▶ _EXERCISE OBJECTIVE_: Your task is to extract every entry that follows word for word while excluding the pictures.

▶ _INPUT_:
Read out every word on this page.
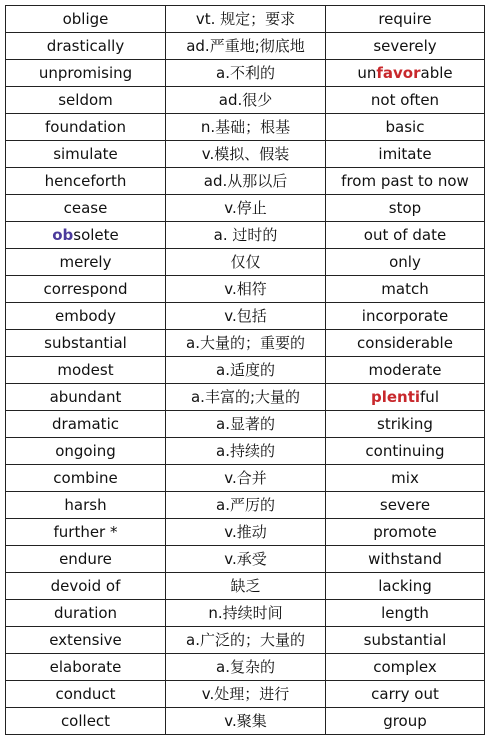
oblige	vt. 规定；要求	require
drastically	ad.严重地;彻底地	severely
unpromising	a.不利的	unfavorable
seldom	ad.很少	not often
foundation	n.基础；根基	basic
simulate	v.模拟、假装	imitate
henceforth	ad.从那以后	from past to now
cease	v.停止	stop
obsolete	a. 过时的	out of date
merely	仅仅	only
correspond	v.相符	match
embody	v.包括	incorporate
substantial	a.大量的；重要的	considerable
modest	a.适度的	moderate
abundant	a.丰富的;大量的	plentiful
dramatic	a.显著的	striking
ongoing	a.持续的	continuing
combine	v.合并	mix
harsh	a.严厉的	severe
further *	v.推动	promote
endure	v.承受	withstand
devoid of	缺乏	lacking
duration	n.持续时间	length
extensive	a.广泛的；大量的	substantial
elaborate	a.复杂的	complex
conduct	v.处理；进行	carry out
collect	v.聚集	group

▶ _THE ANSWER_:
Read out every word on this page.
oblige	vt. 规定；要求	require
drastically	ad.严重地;彻底地	severely
unpromising	a.不利的	unfavorable
seldom	ad.很少	not often
foundation	n.基础；根基	basic
simulate	v.模拟、假装	imitate
henceforth	ad.从那以后	from past to now
cease	v.停止	stop
obsolete	a. 过时的	out of date
merely	仅仅	only
correspond	v.相符	match
embody	v.包括	incorporate
substantial	a.大量的；重要的	considerable
modest	a.适度的	moderate
abundant	a.丰富的;大量的	plentiful
dramatic	a.显著的	striking
ongoing	a.持续的	continuing
combine	v.合并	mix
harsh	a.严厉的	severe
further *	v.推动	promote
endure	v.承受	withstand
devoid of	缺乏	lacking
duration	n.持续时间	length
extensive	a.广泛的；大量的	substantial
elaborate	a.复杂的	complex
conduct	v.处理；进行	carry out
collect	v.聚集	group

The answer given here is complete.